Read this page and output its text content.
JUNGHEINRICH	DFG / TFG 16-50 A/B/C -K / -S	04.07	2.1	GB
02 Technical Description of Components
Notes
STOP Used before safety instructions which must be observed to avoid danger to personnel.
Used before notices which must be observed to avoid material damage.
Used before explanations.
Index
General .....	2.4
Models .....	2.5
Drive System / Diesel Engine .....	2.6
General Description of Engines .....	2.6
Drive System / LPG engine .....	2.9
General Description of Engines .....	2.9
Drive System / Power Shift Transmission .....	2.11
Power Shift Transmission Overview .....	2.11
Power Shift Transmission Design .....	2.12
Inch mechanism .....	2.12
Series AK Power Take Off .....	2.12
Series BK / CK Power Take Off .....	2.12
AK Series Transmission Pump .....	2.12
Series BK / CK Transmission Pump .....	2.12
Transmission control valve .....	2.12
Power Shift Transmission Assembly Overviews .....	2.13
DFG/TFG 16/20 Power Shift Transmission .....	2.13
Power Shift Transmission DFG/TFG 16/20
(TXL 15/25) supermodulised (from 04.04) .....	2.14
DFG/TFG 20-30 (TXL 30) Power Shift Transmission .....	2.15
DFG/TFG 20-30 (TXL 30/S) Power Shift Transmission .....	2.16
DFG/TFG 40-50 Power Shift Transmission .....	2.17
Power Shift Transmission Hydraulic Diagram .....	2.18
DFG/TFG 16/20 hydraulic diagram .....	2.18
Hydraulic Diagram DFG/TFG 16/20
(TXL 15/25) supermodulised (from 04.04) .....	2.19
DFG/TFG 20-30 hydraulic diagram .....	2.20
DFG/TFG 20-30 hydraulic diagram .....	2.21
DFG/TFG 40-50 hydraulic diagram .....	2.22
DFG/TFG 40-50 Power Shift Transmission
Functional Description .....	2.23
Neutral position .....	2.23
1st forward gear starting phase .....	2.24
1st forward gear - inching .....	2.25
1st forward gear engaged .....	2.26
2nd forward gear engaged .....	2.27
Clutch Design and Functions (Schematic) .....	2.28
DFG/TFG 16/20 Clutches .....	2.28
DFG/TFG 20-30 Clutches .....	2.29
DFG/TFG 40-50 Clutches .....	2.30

------------

- **Exercise details**
Take each line containing the string "forward" and copy it out.

- **Exercise answer**
1st forward gear starting phase .....	2.24
1st forward gear - inching .....	2.25
1st forward gear engaged .....	2.26
2nd forward gear engaged .....	2.27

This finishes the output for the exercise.